Written task – Copy out each line of the data that contains the string "wide". Case counts.
[START]
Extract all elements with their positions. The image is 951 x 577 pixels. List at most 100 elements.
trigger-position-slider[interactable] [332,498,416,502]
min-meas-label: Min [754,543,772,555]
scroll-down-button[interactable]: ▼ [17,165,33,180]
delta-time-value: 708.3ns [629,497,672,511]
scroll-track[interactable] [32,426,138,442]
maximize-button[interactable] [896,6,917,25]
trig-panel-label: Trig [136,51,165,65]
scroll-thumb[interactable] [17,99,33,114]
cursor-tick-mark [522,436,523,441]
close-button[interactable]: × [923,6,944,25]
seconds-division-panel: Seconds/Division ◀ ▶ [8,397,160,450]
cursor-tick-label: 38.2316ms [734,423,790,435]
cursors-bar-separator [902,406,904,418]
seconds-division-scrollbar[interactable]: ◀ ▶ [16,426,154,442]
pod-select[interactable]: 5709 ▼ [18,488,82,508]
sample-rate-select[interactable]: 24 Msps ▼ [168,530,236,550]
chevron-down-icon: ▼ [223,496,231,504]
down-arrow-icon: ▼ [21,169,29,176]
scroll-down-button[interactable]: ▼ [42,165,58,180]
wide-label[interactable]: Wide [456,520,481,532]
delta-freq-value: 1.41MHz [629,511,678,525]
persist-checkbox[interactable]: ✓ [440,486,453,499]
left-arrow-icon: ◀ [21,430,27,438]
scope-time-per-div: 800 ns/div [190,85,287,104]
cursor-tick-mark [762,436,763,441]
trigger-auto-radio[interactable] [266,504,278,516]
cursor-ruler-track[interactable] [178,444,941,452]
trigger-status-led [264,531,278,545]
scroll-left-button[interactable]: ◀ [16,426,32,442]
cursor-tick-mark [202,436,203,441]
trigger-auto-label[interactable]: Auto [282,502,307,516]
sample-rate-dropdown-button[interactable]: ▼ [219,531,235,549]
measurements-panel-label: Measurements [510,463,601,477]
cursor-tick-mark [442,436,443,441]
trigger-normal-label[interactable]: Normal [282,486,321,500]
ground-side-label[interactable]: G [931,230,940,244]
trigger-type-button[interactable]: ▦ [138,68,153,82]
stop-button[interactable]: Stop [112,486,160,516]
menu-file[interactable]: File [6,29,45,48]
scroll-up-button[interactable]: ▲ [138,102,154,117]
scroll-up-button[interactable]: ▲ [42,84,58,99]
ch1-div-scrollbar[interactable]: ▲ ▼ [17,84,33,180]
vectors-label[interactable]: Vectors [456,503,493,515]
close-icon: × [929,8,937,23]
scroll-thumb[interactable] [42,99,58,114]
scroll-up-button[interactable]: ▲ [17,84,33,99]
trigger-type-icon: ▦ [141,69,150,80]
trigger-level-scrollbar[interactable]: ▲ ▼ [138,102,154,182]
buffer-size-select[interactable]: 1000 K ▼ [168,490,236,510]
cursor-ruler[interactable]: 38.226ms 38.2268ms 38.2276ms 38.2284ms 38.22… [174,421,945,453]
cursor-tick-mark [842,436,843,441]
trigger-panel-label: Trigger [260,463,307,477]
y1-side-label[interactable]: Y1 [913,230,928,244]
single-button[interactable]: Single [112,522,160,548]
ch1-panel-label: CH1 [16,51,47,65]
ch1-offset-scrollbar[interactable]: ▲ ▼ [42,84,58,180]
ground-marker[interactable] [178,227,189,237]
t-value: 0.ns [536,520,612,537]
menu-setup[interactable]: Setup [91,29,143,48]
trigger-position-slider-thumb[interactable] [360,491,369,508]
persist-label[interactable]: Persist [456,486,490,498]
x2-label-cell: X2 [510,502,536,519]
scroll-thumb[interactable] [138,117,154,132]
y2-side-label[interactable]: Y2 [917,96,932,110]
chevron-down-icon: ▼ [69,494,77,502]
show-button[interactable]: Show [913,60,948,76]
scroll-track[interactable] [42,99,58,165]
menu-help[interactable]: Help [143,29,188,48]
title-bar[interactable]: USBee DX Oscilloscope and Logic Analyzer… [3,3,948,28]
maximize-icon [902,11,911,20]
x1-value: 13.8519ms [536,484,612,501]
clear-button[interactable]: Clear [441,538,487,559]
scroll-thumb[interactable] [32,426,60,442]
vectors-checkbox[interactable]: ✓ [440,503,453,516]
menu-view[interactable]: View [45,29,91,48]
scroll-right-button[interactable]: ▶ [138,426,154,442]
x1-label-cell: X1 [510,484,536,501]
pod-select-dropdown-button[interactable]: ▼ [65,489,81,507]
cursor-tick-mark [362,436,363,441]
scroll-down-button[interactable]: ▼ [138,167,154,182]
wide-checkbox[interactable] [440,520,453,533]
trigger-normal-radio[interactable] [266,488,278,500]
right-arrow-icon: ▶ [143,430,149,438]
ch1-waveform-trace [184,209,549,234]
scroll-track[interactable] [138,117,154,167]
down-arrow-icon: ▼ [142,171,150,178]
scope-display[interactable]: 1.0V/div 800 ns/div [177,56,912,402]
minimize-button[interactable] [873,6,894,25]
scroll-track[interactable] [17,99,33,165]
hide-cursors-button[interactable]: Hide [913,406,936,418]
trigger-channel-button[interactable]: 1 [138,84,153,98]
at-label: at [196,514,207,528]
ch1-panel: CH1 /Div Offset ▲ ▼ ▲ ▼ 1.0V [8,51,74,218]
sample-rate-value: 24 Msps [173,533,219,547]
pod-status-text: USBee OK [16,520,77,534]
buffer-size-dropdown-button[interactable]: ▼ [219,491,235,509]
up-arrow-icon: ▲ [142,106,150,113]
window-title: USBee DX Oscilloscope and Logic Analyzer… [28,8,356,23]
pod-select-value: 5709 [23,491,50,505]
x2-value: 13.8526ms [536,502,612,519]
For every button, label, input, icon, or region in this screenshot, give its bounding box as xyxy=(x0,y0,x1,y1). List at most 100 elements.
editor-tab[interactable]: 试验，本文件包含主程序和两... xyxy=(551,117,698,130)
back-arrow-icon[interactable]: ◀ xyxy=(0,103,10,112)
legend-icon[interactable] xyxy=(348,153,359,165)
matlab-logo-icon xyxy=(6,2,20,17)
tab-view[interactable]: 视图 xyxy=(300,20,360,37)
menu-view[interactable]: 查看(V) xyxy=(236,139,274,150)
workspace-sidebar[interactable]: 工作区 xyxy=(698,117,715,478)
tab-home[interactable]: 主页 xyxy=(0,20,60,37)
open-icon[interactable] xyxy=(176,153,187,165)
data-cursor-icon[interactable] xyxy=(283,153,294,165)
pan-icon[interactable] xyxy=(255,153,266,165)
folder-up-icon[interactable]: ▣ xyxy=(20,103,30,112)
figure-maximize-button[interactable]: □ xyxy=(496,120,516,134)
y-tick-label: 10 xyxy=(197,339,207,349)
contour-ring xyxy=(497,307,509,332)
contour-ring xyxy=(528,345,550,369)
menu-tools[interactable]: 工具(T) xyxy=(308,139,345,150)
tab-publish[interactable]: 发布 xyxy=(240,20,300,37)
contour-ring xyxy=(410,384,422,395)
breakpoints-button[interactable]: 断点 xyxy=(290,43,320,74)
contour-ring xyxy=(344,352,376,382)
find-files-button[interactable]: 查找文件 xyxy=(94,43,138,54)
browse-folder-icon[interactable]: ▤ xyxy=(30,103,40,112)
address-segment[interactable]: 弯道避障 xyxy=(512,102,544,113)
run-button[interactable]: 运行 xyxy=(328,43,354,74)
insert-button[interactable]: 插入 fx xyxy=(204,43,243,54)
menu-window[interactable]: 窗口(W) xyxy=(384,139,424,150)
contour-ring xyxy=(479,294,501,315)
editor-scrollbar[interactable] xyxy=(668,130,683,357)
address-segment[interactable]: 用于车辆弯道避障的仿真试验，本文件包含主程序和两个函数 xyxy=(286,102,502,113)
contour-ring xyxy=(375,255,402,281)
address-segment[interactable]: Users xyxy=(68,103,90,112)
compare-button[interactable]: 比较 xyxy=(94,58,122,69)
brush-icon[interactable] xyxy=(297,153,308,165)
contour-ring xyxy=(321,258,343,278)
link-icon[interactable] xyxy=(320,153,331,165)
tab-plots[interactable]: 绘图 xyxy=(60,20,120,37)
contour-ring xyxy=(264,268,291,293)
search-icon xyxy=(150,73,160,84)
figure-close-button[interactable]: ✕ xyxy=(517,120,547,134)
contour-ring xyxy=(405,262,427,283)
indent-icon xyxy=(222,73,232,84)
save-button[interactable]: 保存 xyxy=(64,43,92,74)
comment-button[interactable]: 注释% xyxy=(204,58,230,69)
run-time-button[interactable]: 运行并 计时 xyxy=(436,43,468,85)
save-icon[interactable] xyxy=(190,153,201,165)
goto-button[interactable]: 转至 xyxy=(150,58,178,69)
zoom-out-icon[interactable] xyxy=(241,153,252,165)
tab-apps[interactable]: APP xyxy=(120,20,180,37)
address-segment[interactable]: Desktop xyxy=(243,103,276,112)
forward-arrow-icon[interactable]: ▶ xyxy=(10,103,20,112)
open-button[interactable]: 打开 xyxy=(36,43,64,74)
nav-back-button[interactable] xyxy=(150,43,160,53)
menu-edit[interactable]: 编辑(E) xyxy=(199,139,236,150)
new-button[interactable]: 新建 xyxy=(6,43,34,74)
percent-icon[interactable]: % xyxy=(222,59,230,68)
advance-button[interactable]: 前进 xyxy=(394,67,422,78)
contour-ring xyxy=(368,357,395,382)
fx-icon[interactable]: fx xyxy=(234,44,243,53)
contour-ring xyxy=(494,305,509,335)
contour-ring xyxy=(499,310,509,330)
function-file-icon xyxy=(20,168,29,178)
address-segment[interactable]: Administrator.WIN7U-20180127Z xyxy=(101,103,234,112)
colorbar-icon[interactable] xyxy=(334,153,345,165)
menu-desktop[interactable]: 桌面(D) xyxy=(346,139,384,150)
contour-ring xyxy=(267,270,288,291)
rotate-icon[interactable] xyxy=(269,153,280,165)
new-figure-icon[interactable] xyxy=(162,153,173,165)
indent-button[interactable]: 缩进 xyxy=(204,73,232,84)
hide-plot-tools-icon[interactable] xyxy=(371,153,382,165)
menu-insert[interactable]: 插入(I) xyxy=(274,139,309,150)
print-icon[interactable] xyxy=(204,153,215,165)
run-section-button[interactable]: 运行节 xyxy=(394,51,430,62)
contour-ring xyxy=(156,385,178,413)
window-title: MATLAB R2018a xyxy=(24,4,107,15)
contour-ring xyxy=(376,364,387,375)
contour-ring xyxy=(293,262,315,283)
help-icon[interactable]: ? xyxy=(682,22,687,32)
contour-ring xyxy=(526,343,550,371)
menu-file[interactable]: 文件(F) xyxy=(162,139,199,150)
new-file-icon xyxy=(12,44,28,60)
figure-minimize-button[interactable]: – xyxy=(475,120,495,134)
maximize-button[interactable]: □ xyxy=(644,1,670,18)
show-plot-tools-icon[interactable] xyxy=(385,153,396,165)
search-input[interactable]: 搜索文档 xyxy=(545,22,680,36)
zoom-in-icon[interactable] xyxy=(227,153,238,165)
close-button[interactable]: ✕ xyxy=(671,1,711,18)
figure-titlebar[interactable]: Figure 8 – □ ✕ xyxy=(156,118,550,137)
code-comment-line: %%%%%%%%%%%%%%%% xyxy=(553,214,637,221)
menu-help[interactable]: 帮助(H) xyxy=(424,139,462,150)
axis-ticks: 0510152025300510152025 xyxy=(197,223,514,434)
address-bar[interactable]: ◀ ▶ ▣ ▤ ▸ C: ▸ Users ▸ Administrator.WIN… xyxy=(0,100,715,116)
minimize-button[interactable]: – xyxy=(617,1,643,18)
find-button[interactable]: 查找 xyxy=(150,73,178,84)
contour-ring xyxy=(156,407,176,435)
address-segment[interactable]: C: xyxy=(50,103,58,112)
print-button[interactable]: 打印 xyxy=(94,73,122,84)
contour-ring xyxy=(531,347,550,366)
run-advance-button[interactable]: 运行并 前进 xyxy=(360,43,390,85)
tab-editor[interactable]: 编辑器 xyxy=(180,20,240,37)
[END]
Task solution –
wide-label[interactable]: Wide [456,520,481,532]
wide-checkbox[interactable] [440,520,453,533]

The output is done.